Exercise details: Reproduce every entry exactly, without alteration.
* BEGIN *
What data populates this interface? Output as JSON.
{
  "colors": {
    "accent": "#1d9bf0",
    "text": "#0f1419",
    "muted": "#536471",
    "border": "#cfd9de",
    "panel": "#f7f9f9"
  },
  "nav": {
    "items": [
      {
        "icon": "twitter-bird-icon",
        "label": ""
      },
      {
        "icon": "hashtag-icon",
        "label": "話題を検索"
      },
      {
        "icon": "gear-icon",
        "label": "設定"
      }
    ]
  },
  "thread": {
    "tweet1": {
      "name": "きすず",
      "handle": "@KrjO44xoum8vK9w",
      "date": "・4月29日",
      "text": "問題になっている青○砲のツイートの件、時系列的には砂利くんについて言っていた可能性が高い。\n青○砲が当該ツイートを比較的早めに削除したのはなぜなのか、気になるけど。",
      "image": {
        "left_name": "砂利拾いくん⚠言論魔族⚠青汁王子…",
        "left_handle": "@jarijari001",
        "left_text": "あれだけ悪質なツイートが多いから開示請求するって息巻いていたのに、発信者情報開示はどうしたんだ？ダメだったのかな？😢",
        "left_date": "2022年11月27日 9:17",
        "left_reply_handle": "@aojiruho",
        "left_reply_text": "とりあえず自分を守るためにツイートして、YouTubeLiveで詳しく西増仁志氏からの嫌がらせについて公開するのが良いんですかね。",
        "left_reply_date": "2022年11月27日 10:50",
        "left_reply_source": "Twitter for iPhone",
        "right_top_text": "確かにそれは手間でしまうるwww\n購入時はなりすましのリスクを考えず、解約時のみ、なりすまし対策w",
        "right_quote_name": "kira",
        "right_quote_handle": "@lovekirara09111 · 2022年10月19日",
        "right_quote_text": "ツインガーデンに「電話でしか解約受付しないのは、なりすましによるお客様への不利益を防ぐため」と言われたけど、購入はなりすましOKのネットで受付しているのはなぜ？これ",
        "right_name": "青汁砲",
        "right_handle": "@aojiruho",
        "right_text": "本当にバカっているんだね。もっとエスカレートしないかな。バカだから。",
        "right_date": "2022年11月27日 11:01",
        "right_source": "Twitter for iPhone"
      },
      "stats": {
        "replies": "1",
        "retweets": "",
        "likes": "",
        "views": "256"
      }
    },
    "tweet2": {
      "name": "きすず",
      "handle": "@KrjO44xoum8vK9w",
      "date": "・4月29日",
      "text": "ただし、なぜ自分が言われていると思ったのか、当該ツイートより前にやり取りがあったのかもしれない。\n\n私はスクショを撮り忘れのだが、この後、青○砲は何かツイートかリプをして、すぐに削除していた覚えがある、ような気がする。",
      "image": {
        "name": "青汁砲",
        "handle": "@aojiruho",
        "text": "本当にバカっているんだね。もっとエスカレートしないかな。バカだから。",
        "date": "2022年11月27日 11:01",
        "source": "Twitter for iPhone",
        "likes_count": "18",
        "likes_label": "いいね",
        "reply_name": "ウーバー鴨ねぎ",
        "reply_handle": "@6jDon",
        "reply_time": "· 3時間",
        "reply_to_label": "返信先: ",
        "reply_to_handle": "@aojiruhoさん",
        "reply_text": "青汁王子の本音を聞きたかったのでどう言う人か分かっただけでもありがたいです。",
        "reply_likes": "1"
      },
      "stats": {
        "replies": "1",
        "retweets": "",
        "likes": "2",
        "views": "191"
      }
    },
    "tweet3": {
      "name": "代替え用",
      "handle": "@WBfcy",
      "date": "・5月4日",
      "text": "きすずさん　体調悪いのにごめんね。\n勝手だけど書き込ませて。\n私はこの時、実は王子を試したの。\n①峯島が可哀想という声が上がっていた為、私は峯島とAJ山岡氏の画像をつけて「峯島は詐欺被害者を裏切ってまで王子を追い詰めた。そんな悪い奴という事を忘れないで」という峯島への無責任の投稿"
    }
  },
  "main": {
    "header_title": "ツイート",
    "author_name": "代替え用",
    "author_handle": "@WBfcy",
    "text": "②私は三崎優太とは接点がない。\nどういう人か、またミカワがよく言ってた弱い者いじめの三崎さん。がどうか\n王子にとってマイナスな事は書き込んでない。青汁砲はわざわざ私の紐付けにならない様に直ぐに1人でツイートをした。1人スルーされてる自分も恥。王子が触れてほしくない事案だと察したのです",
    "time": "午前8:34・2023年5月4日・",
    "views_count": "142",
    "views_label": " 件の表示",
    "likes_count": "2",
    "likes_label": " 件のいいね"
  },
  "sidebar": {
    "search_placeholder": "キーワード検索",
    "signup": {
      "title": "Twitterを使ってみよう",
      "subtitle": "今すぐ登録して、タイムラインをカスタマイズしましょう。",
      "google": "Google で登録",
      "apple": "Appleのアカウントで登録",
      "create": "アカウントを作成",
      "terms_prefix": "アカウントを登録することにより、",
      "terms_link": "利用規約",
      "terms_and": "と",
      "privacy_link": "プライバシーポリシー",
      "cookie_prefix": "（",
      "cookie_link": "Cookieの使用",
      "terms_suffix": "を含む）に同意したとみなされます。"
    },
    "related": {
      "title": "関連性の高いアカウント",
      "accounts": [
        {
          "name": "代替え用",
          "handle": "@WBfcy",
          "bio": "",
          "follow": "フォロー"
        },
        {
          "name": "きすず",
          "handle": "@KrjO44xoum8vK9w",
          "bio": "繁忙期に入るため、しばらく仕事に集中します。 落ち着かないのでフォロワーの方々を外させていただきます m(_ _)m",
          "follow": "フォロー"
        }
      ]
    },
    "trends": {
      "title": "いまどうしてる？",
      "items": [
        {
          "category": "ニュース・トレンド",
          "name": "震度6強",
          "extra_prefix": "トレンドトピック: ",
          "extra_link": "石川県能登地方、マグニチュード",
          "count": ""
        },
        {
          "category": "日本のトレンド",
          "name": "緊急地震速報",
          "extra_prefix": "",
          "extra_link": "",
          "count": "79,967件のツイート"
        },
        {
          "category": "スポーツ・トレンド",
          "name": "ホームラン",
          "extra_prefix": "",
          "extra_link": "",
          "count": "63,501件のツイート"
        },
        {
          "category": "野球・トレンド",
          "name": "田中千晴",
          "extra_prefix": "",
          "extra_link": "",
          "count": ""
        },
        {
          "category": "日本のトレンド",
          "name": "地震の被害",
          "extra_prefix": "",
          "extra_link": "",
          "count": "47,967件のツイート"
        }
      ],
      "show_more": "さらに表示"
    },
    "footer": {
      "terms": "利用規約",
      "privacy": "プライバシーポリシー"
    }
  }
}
* END *
Full solution:
What data populates this interface? Output as JSON.
{
  "colors": {
    "accent": "#1d9bf0",
    "text": "#0f1419",
    "muted": "#536471",
    "border": "#cfd9de",
    "panel": "#f7f9f9"
  },
  "nav": {
    "items": [
      {
        "icon": "twitter-bird-icon",
        "label": ""
      },
      {
        "icon": "hashtag-icon",
        "label": "話題を検索"
      },
      {
        "icon": "gear-icon",
        "label": "設定"
      }
    ]
  },
  "thread": {
    "tweet1": {
      "name": "きすず",
      "handle": "@KrjO44xoum8vK9w",
      "date": "・4月29日",
      "text": "問題になっている青○砲のツイートの件、時系列的には砂利くんについて言っていた可能性が高い。\n青○砲が当該ツイートを比較的早めに削除したのはなぜなのか、気になるけど。",
      "image": {
        "left_name": "砂利拾いくん⚠言論魔族⚠青汁王子…",
        "left_handle": "@jarijari001",
        "left_text": "あれだけ悪質なツイートが多いから開示請求するって息巻いていたのに、発信者情報開示はどうしたんだ？ダメだったのかな？😢",
        "left_date": "2022年11月27日 9:17",
        "left_reply_handle": "@aojiruho",
        "left_reply_text": "とりあえず自分を守るためにツイートして、YouTubeLiveで詳しく西増仁志氏からの嫌がらせについて公開するのが良いんですかね。",
        "left_reply_date": "2022年11月27日 10:50",
        "left_reply_source": "Twitter for iPhone",
        "right_top_text": "確かにそれは手間でしまうるwww\n購入時はなりすましのリスクを考えず、解約時のみ、なりすまし対策w",
        "right_quote_name": "kira",
        "right_quote_handle": "@lovekirara09111 · 2022年10月19日",
        "right_quote_text": "ツインガーデンに「電話でしか解約受付しないのは、なりすましによるお客様への不利益を防ぐため」と言われたけど、購入はなりすましOKのネットで受付しているのはなぜ？これ",
        "right_name": "青汁砲",
        "right_handle": "@aojiruho",
        "right_text": "本当にバカっているんだね。もっとエスカレートしないかな。バカだから。",
        "right_date": "2022年11月27日 11:01",
        "right_source": "Twitter for iPhone"
      },
      "stats": {
        "replies": "1",
        "retweets": "",
        "likes": "",
        "views": "256"
      }
    },
    "tweet2": {
      "name": "きすず",
      "handle": "@KrjO44xoum8vK9w",
      "date": "・4月29日",
      "text": "ただし、なぜ自分が言われていると思ったのか、当該ツイートより前にやり取りがあったのかもしれない。\n\n私はスクショを撮り忘れのだが、この後、青○砲は何かツイートかリプをして、すぐに削除していた覚えがある、ような気がする。",
      "image": {
        "name": "青汁砲",
        "handle": "@aojiruho",
        "text": "本当にバカっているんだね。もっとエスカレートしないかな。バカだから。",
        "date": "2022年11月27日 11:01",
        "source": "Twitter for iPhone",
        "likes_count": "18",
        "likes_label": "いいね",
        "reply_name": "ウーバー鴨ねぎ",
        "reply_handle": "@6jDon",
        "reply_time": "· 3時間",
        "reply_to_label": "返信先: ",
        "reply_to_handle": "@aojiruhoさん",
        "reply_text": "青汁王子の本音を聞きたかったのでどう言う人か分かっただけでもありがたいです。",
        "reply_likes": "1"
      },
      "stats": {
        "replies": "1",
        "retweets": "",
        "likes": "2",
        "views": "191"
      }
    },
    "tweet3": {
      "name": "代替え用",
      "handle": "@WBfcy",
      "date": "・5月4日",
      "text": "きすずさん　体調悪いのにごめんね。\n勝手だけど書き込ませて。\n私はこの時、実は王子を試したの。\n①峯島が可哀想という声が上がっていた為、私は峯島とAJ山岡氏の画像をつけて「峯島は詐欺被害者を裏切ってまで王子を追い詰めた。そんな悪い奴という事を忘れないで」という峯島への無責任の投稿"
    }
  },
  "main": {
    "header_title": "ツイート",
    "author_name": "代替え用",
    "author_handle": "@WBfcy",
    "text": "②私は三崎優太とは接点がない。\nどういう人か、またミカワがよく言ってた弱い者いじめの三崎さん。がどうか\n王子にとってマイナスな事は書き込んでない。青汁砲はわざわざ私の紐付けにならない様に直ぐに1人でツイートをした。1人スルーされてる自分も恥。王子が触れてほしくない事案だと察したのです",
    "time": "午前8:34・2023年5月4日・",
    "views_count": "142",
    "views_label": " 件の表示",
    "likes_count": "2",
    "likes_label": " 件のいいね"
  },
  "sidebar": {
    "search_placeholder": "キーワード検索",
    "signup": {
      "title": "Twitterを使ってみよう",
      "subtitle": "今すぐ登録して、タイムラインをカスタマイズしましょう。",
      "google": "Google で登録",
      "apple": "Appleのアカウントで登録",
      "create": "アカウントを作成",
      "terms_prefix": "アカウントを登録することにより、",
      "terms_link": "利用規約",
      "terms_and": "と",
      "privacy_link": "プライバシーポリシー",
      "cookie_prefix": "（",
      "cookie_link": "Cookieの使用",
      "terms_suffix": "を含む）に同意したとみなされます。"
    },
    "related": {
      "title": "関連性の高いアカウント",
      "accounts": [
        {
          "name": "代替え用",
          "handle": "@WBfcy",
          "bio": "",
          "follow": "フォロー"
        },
        {
          "name": "きすず",
          "handle": "@KrjO44xoum8vK9w",
          "bio": "繁忙期に入るため、しばらく仕事に集中します。 落ち着かないのでフォロワーの方々を外させていただきます m(_ _)m",
          "follow": "フォロー"
        }
      ]
    },
    "trends": {
      "title": "いまどうしてる？",
      "items": [
        {
          "category": "ニュース・トレンド",
          "name": "震度6強",
          "extra_prefix": "トレンドトピック: ",
          "extra_link": "石川県能登地方、マグニチュード",
          "count": ""
        },
        {
          "category": "日本のトレンド",
          "name": "緊急地震速報",
          "extra_prefix": "",
          "extra_link": "",
          "count": "79,967件のツイート"
        },
        {
          "category": "スポーツ・トレンド",
          "name": "ホームラン",
          "extra_prefix": "",
          "extra_link": "",
          "count": "63,501件のツイート"
        },
        {
          "category": "野球・トレンド",
          "name": "田中千晴",
          "extra_prefix": "",
          "extra_link": "",
          "count": ""
        },
        {
          "category": "日本のトレンド",
          "name": "地震の被害",
          "extra_prefix": "",
          "extra_link": "",
          "count": "47,967件のツイート"
        }
      ],
      "show_more": "さらに表示"
    },
    "footer": {
      "terms": "利用規約",
      "privacy": "プライバシーポリシー"
    }
  }
}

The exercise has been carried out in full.